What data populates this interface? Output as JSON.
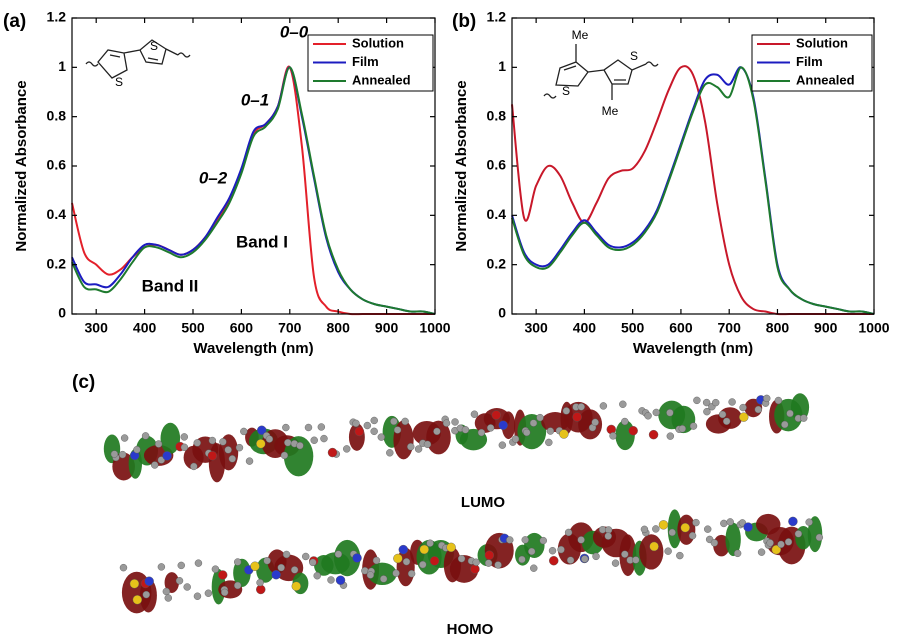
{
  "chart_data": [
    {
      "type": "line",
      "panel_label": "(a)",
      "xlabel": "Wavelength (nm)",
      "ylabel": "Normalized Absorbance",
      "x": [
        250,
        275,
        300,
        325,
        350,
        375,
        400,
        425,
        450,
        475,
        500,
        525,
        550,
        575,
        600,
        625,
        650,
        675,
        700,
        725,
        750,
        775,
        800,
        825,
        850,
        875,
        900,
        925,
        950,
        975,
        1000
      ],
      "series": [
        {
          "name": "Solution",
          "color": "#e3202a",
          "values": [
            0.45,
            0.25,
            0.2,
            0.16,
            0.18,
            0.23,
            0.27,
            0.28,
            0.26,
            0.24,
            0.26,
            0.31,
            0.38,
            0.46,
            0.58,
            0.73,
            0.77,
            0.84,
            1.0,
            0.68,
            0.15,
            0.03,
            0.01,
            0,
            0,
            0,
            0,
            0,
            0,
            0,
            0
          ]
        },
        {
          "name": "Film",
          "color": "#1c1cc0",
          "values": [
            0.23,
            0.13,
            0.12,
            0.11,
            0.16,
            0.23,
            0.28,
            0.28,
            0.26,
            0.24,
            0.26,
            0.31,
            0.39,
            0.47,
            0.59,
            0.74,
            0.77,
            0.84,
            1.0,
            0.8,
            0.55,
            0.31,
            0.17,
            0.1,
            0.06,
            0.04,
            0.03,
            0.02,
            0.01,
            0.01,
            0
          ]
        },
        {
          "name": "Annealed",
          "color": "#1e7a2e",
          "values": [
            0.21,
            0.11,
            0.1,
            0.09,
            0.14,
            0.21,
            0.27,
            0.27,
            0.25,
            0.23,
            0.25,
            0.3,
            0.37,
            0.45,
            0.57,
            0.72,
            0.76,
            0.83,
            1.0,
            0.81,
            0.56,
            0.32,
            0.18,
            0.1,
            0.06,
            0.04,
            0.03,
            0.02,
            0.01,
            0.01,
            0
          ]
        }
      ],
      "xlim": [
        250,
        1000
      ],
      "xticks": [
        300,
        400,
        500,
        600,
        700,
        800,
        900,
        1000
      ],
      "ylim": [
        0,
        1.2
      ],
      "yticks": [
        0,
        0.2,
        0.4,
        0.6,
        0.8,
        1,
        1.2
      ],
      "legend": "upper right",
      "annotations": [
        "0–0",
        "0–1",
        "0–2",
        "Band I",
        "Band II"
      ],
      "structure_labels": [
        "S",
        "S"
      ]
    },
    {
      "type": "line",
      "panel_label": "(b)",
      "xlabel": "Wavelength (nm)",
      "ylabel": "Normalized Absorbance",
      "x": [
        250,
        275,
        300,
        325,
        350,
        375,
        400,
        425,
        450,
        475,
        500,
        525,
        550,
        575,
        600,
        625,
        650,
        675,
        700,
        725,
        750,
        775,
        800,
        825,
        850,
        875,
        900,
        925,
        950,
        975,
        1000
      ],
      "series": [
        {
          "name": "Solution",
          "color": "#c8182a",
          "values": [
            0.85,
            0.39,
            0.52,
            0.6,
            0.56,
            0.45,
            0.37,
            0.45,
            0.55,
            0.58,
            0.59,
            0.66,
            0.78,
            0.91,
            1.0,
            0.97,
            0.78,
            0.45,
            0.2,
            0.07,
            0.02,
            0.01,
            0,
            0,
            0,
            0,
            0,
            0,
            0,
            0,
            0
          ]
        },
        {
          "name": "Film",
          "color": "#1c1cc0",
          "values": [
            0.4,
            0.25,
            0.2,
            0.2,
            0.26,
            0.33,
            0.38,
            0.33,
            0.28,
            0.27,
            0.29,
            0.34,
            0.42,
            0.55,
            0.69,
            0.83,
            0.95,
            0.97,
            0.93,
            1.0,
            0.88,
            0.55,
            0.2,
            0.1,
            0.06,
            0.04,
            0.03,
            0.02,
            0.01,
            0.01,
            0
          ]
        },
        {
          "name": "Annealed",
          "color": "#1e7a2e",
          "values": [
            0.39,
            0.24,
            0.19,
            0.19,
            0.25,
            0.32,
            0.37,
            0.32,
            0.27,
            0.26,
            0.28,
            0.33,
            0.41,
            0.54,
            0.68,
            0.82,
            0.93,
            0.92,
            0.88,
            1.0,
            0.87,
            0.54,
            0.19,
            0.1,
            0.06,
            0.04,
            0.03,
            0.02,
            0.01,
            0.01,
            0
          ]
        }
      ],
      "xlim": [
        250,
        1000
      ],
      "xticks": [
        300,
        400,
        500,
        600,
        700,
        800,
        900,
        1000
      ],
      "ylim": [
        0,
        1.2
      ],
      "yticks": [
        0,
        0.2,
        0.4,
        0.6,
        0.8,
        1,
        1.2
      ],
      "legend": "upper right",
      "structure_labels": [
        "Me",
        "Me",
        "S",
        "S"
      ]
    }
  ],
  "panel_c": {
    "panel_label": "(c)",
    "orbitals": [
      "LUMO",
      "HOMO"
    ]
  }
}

==*==

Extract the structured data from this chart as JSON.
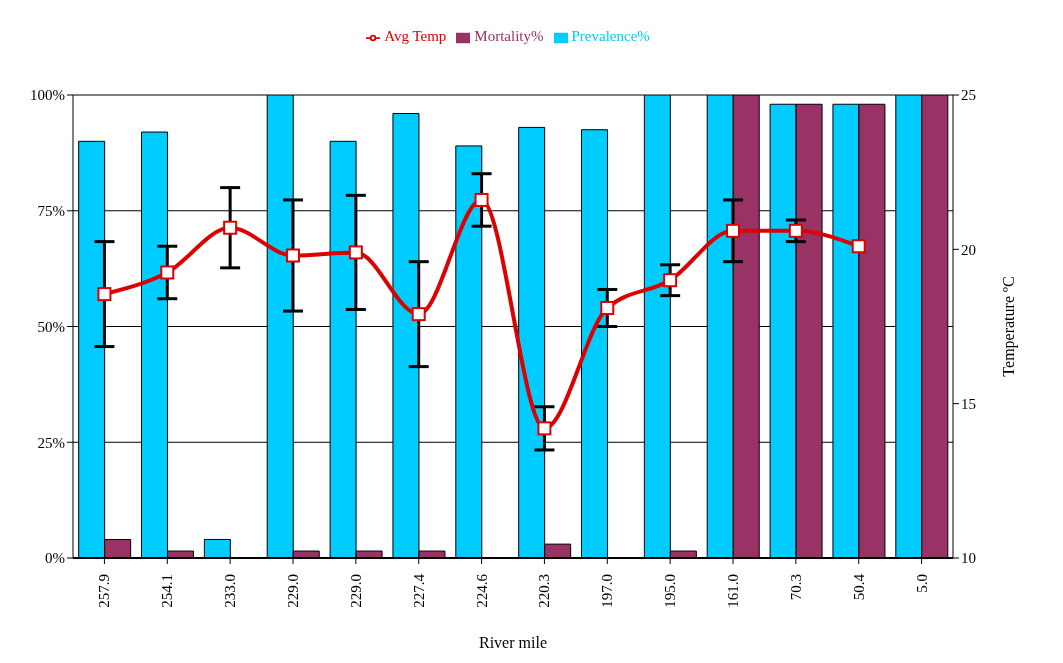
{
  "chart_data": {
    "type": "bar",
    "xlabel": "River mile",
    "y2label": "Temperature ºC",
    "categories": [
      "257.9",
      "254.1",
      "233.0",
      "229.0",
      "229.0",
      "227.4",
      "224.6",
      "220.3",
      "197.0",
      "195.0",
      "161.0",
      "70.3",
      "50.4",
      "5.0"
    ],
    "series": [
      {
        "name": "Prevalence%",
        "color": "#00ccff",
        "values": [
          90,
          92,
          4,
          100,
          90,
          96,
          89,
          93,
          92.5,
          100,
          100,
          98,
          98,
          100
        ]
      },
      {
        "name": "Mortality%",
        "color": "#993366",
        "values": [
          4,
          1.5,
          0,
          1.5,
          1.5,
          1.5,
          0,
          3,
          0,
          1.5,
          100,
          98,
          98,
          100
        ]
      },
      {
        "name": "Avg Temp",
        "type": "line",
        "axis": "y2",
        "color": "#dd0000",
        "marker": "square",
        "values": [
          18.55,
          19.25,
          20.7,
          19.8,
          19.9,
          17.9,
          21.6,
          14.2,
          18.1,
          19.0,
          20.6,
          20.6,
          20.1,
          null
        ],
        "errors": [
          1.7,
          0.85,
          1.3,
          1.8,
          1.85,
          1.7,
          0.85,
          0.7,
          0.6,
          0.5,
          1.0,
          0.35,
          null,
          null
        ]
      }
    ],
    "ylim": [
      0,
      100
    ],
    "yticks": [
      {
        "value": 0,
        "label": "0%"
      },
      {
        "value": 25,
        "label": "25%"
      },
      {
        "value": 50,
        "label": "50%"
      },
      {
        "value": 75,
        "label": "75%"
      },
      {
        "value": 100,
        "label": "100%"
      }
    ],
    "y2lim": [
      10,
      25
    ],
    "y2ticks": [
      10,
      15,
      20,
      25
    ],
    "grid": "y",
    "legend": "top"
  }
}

==*==

- _Task directions_
Copy out each line of the listing that holds "this".

- _Reply to the task_
What data populates this interface? Output as JSON.
Extract the structured data from this chart as JSON.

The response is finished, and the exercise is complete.